§ Direction
Show every line of the records below that contains the word "JSON".

§ Given data
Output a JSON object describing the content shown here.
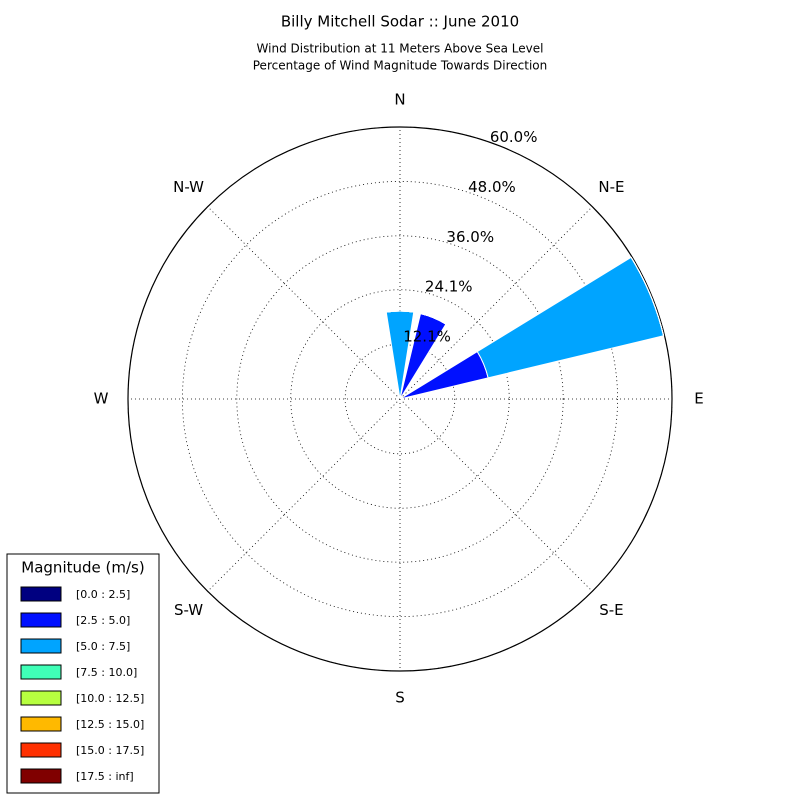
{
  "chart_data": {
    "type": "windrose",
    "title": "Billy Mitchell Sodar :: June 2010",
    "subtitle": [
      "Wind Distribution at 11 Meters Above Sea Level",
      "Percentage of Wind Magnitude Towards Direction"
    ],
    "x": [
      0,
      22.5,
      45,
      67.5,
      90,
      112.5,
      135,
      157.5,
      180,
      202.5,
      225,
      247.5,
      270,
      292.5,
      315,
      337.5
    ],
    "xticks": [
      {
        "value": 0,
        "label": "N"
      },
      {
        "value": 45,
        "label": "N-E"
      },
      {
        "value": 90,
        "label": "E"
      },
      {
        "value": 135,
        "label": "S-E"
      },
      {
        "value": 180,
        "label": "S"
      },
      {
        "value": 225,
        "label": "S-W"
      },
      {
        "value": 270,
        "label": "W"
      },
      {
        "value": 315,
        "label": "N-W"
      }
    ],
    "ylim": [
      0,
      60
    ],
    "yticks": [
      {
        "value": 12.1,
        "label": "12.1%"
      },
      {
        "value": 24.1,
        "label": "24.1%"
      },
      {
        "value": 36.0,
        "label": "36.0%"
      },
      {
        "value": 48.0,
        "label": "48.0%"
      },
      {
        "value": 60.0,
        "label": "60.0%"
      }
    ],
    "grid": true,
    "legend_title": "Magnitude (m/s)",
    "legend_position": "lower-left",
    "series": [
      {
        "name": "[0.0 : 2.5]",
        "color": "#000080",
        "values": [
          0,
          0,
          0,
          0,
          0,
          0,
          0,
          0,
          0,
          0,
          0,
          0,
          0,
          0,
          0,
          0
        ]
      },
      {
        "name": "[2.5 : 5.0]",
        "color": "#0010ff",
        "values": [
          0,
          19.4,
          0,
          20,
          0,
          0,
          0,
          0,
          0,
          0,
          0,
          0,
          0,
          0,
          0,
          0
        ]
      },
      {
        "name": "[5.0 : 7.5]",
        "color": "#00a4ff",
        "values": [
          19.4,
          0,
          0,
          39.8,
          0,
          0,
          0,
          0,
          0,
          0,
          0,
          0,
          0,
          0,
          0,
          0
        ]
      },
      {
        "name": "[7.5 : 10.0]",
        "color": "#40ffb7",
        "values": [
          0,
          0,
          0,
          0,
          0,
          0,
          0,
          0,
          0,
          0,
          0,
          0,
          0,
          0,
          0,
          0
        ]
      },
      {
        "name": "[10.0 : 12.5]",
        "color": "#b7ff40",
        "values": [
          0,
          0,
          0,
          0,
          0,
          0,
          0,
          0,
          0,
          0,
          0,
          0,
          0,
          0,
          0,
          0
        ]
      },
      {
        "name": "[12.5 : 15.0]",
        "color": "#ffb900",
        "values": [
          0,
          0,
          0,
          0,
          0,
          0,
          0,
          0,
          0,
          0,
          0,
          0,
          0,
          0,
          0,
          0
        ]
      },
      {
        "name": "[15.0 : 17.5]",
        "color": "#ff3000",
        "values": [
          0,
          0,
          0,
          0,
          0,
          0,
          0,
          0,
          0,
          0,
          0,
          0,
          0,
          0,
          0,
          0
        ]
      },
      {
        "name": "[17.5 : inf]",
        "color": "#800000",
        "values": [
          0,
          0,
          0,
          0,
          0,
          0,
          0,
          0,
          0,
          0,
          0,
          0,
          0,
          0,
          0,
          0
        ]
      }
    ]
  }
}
* * *
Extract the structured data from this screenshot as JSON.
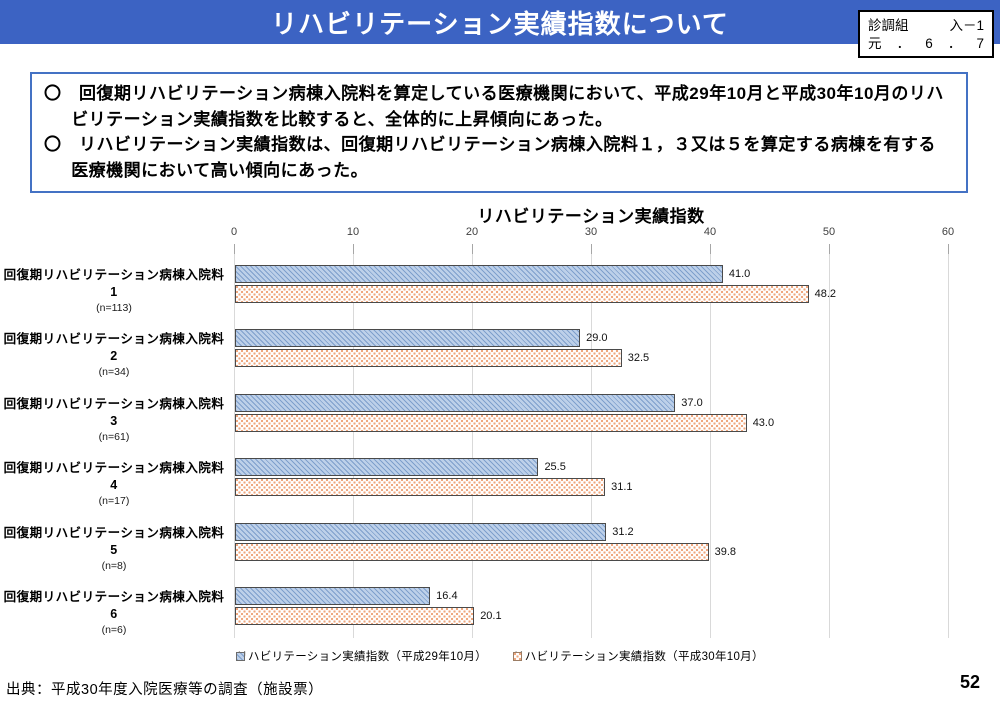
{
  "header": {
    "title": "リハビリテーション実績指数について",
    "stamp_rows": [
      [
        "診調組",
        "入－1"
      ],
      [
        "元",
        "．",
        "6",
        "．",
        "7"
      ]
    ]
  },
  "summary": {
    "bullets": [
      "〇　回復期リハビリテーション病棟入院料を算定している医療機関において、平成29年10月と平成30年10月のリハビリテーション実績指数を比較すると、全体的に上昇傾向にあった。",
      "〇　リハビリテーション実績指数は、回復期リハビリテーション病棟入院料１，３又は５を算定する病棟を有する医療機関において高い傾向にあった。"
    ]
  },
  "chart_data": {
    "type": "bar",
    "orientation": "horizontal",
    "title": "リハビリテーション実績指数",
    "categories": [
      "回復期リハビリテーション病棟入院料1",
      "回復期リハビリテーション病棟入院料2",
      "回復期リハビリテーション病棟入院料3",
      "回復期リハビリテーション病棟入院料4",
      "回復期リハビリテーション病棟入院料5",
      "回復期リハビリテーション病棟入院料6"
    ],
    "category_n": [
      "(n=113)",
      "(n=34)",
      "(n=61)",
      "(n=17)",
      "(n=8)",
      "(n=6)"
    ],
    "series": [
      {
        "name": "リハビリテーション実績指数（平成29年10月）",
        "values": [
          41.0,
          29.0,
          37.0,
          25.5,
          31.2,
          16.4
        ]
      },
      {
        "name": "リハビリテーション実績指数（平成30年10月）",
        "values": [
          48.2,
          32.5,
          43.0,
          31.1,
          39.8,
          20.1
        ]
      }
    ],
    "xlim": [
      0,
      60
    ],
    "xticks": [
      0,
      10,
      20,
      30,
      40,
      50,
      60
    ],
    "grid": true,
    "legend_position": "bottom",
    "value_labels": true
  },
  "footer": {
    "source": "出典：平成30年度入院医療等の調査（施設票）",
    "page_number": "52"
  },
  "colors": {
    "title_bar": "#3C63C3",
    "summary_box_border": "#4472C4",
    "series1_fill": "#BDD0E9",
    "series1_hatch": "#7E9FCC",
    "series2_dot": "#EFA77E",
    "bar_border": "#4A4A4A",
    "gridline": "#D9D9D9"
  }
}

§ Completed task
Output a JSON object describing the content shown here.
Extract the structured data from this screenshot as JSON.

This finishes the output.